▸ What to produce: Collect all lines containing the word "zipcode" from the data.

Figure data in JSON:
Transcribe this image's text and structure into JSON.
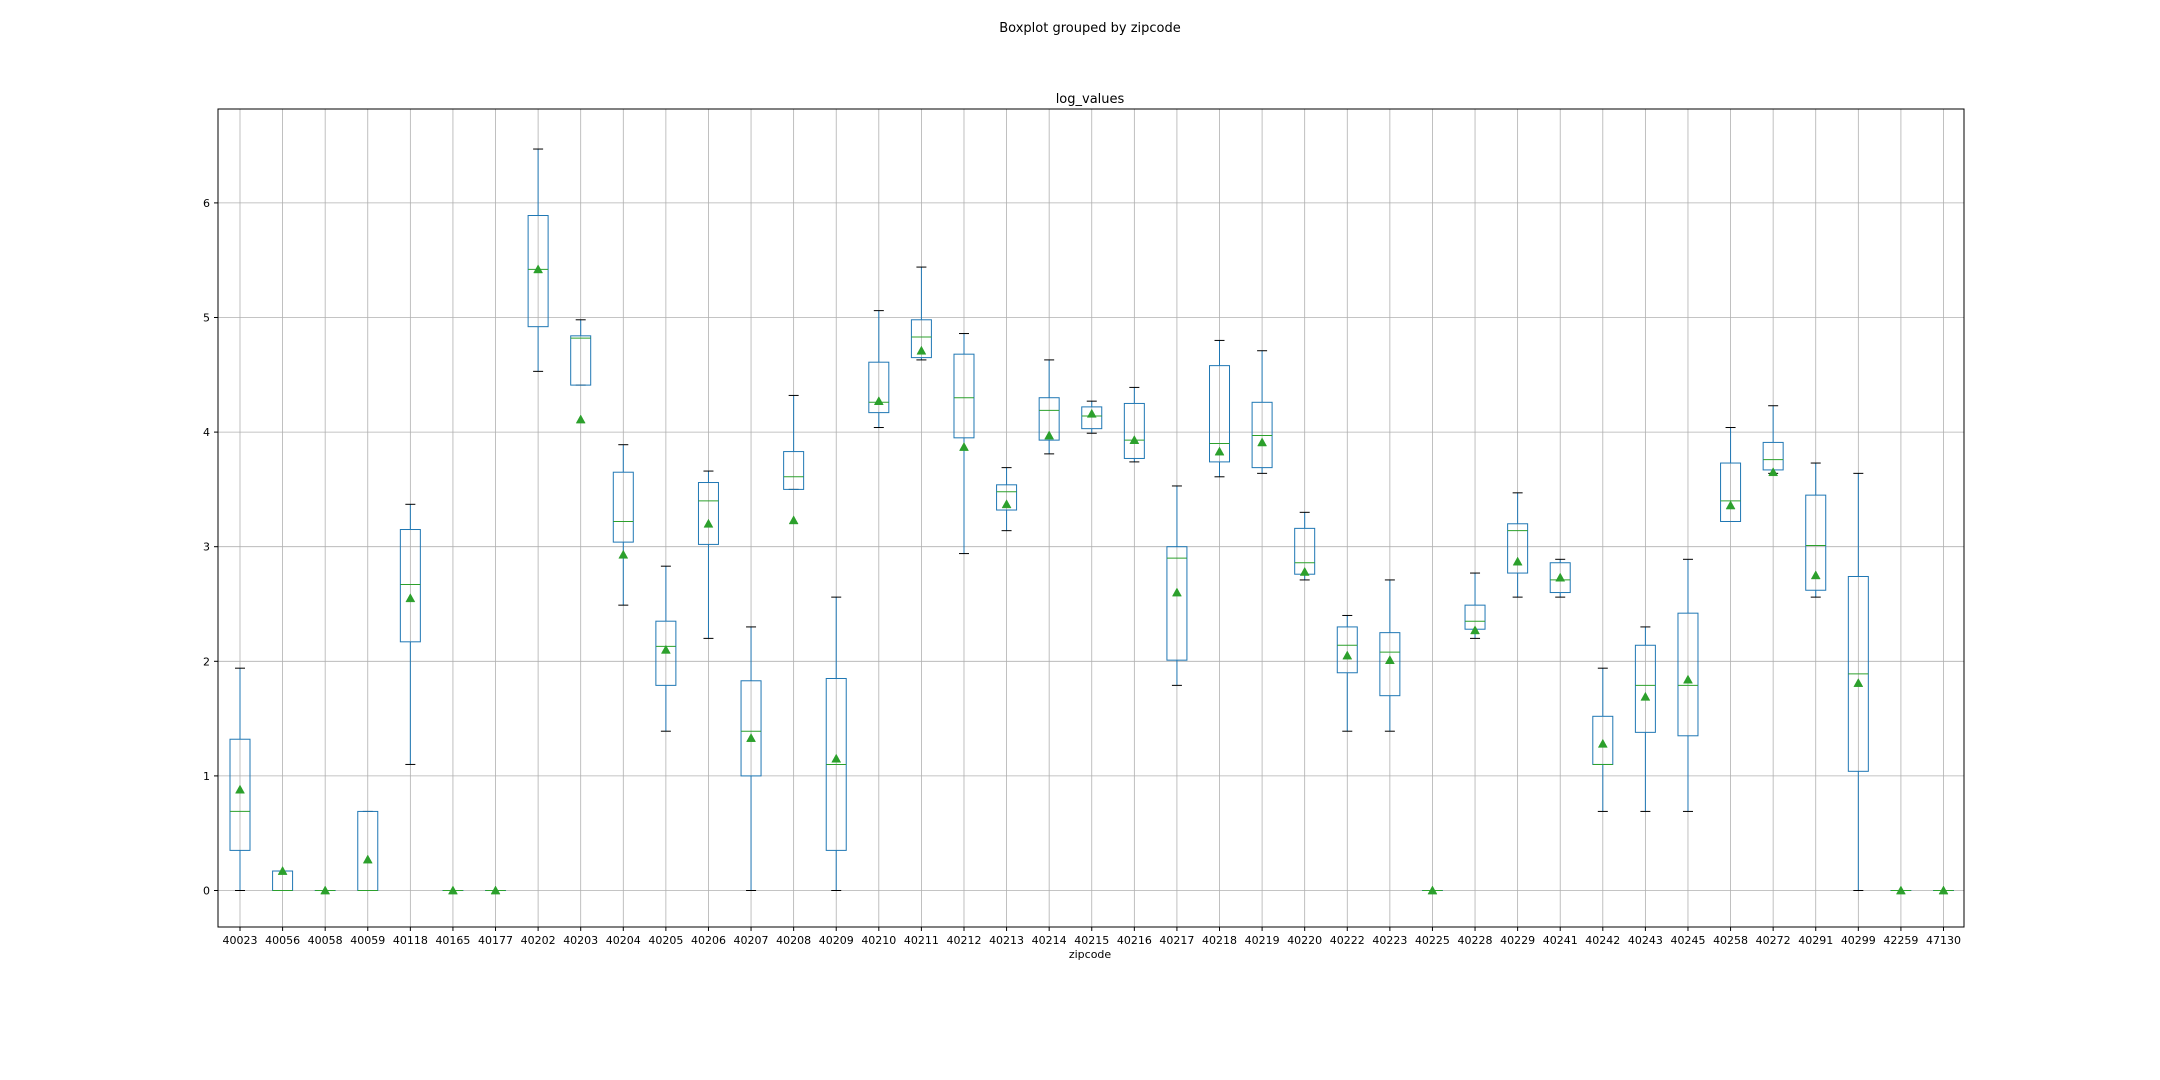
{
  "chart_data": {
    "type": "boxplot",
    "suptitle": "Boxplot grouped by zipcode",
    "title": "log_values",
    "xlabel": "zipcode",
    "ylabel": "",
    "ylim": [
      -0.33,
      6.8
    ],
    "yticks": [
      0,
      1,
      2,
      3,
      4,
      5,
      6
    ],
    "grid": true,
    "legend": "none",
    "colors": {
      "box": "#1f77b4",
      "median": "#2ca02c",
      "mean": "#2ca02c",
      "grid": "#b0b0b0"
    },
    "categories": [
      "40023",
      "40056",
      "40058",
      "40059",
      "40118",
      "40165",
      "40177",
      "40202",
      "40203",
      "40204",
      "40205",
      "40206",
      "40207",
      "40208",
      "40209",
      "40210",
      "40211",
      "40212",
      "40213",
      "40214",
      "40215",
      "40216",
      "40217",
      "40218",
      "40219",
      "40220",
      "40222",
      "40223",
      "40225",
      "40228",
      "40229",
      "40241",
      "40242",
      "40243",
      "40245",
      "40258",
      "40272",
      "40291",
      "40299",
      "42259",
      "47130"
    ],
    "boxes": [
      {
        "whislo": 0.0,
        "q1": 0.35,
        "med": 0.69,
        "q3": 1.32,
        "whishi": 1.94,
        "mean": 0.88
      },
      {
        "whislo": 0.0,
        "q1": 0.0,
        "med": 0.0,
        "q3": 0.17,
        "whishi": 0.17,
        "mean": 0.17
      },
      {
        "whislo": 0.0,
        "q1": 0.0,
        "med": 0.0,
        "q3": 0.0,
        "whishi": 0.0,
        "mean": 0.0
      },
      {
        "whislo": 0.0,
        "q1": 0.0,
        "med": 0.0,
        "q3": 0.69,
        "whishi": 0.69,
        "mean": 0.27
      },
      {
        "whislo": 1.1,
        "q1": 2.17,
        "med": 2.67,
        "q3": 3.15,
        "whishi": 3.37,
        "mean": 2.55
      },
      {
        "whislo": 0.0,
        "q1": 0.0,
        "med": 0.0,
        "q3": 0.0,
        "whishi": 0.0,
        "mean": 0.0
      },
      {
        "whislo": 0.0,
        "q1": 0.0,
        "med": 0.0,
        "q3": 0.0,
        "whishi": 0.0,
        "mean": 0.0
      },
      {
        "whislo": 4.53,
        "q1": 4.92,
        "med": 5.42,
        "q3": 5.89,
        "whishi": 6.47,
        "mean": 5.42
      },
      {
        "whislo": 4.41,
        "q1": 4.41,
        "med": 4.82,
        "q3": 4.84,
        "whishi": 4.98,
        "mean": 4.11
      },
      {
        "whislo": 2.49,
        "q1": 3.04,
        "med": 3.22,
        "q3": 3.65,
        "whishi": 3.89,
        "mean": 2.93
      },
      {
        "whislo": 1.39,
        "q1": 1.79,
        "med": 2.13,
        "q3": 2.35,
        "whishi": 2.83,
        "mean": 2.1
      },
      {
        "whislo": 2.2,
        "q1": 3.02,
        "med": 3.4,
        "q3": 3.56,
        "whishi": 3.66,
        "mean": 3.2
      },
      {
        "whislo": 0.0,
        "q1": 1.0,
        "med": 1.39,
        "q3": 1.83,
        "whishi": 2.3,
        "mean": 1.33
      },
      {
        "whislo": 3.5,
        "q1": 3.5,
        "med": 3.61,
        "q3": 3.83,
        "whishi": 4.32,
        "mean": 3.23
      },
      {
        "whislo": 0.0,
        "q1": 0.35,
        "med": 1.1,
        "q3": 1.85,
        "whishi": 2.56,
        "mean": 1.15
      },
      {
        "whislo": 4.04,
        "q1": 4.17,
        "med": 4.26,
        "q3": 4.61,
        "whishi": 5.06,
        "mean": 4.27
      },
      {
        "whislo": 4.63,
        "q1": 4.65,
        "med": 4.83,
        "q3": 4.98,
        "whishi": 5.44,
        "mean": 4.71
      },
      {
        "whislo": 2.94,
        "q1": 3.95,
        "med": 4.3,
        "q3": 4.68,
        "whishi": 4.86,
        "mean": 3.87
      },
      {
        "whislo": 3.14,
        "q1": 3.32,
        "med": 3.48,
        "q3": 3.54,
        "whishi": 3.69,
        "mean": 3.37
      },
      {
        "whislo": 3.81,
        "q1": 3.93,
        "med": 4.19,
        "q3": 4.3,
        "whishi": 4.63,
        "mean": 3.97
      },
      {
        "whislo": 3.99,
        "q1": 4.03,
        "med": 4.14,
        "q3": 4.22,
        "whishi": 4.27,
        "mean": 4.16
      },
      {
        "whislo": 3.74,
        "q1": 3.77,
        "med": 3.93,
        "q3": 4.25,
        "whishi": 4.39,
        "mean": 3.93
      },
      {
        "whislo": 1.79,
        "q1": 2.01,
        "med": 2.9,
        "q3": 3.0,
        "whishi": 3.53,
        "mean": 2.6
      },
      {
        "whislo": 3.61,
        "q1": 3.74,
        "med": 3.9,
        "q3": 4.58,
        "whishi": 4.8,
        "mean": 3.83
      },
      {
        "whislo": 3.64,
        "q1": 3.69,
        "med": 3.97,
        "q3": 4.26,
        "whishi": 4.71,
        "mean": 3.91
      },
      {
        "whislo": 2.71,
        "q1": 2.76,
        "med": 2.86,
        "q3": 3.16,
        "whishi": 3.3,
        "mean": 2.78
      },
      {
        "whislo": 1.39,
        "q1": 1.9,
        "med": 2.14,
        "q3": 2.3,
        "whishi": 2.4,
        "mean": 2.05
      },
      {
        "whislo": 1.39,
        "q1": 1.7,
        "med": 2.08,
        "q3": 2.25,
        "whishi": 2.71,
        "mean": 2.01
      },
      {
        "whislo": 0.0,
        "q1": 0.0,
        "med": 0.0,
        "q3": 0.0,
        "whishi": 0.0,
        "mean": 0.0
      },
      {
        "whislo": 2.2,
        "q1": 2.28,
        "med": 2.35,
        "q3": 2.49,
        "whishi": 2.77,
        "mean": 2.27
      },
      {
        "whislo": 2.56,
        "q1": 2.77,
        "med": 3.14,
        "q3": 3.2,
        "whishi": 3.47,
        "mean": 2.87
      },
      {
        "whislo": 2.56,
        "q1": 2.6,
        "med": 2.71,
        "q3": 2.86,
        "whishi": 2.89,
        "mean": 2.73
      },
      {
        "whislo": 0.69,
        "q1": 1.1,
        "med": 1.1,
        "q3": 1.52,
        "whishi": 1.94,
        "mean": 1.28
      },
      {
        "whislo": 0.69,
        "q1": 1.38,
        "med": 1.79,
        "q3": 2.14,
        "whishi": 2.3,
        "mean": 1.69
      },
      {
        "whislo": 0.69,
        "q1": 1.35,
        "med": 1.79,
        "q3": 2.42,
        "whishi": 2.89,
        "mean": 1.84
      },
      {
        "whislo": 3.22,
        "q1": 3.22,
        "med": 3.4,
        "q3": 3.73,
        "whishi": 4.04,
        "mean": 3.36
      },
      {
        "whislo": 3.64,
        "q1": 3.67,
        "med": 3.76,
        "q3": 3.91,
        "whishi": 4.23,
        "mean": 3.65
      },
      {
        "whislo": 2.56,
        "q1": 2.62,
        "med": 3.01,
        "q3": 3.45,
        "whishi": 3.73,
        "mean": 2.75
      },
      {
        "whislo": 0.0,
        "q1": 1.04,
        "med": 1.89,
        "q3": 2.74,
        "whishi": 3.64,
        "mean": 1.81
      },
      {
        "whislo": 0.0,
        "q1": 0.0,
        "med": 0.0,
        "q3": 0.0,
        "whishi": 0.0,
        "mean": 0.0
      },
      {
        "whislo": 0.0,
        "q1": 0.0,
        "med": 0.0,
        "q3": 0.0,
        "whishi": 0.0,
        "mean": 0.0
      }
    ]
  }
}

▸ Written solution:
    "suptitle": "Boxplot grouped by zipcode",
    "xlabel": "zipcode",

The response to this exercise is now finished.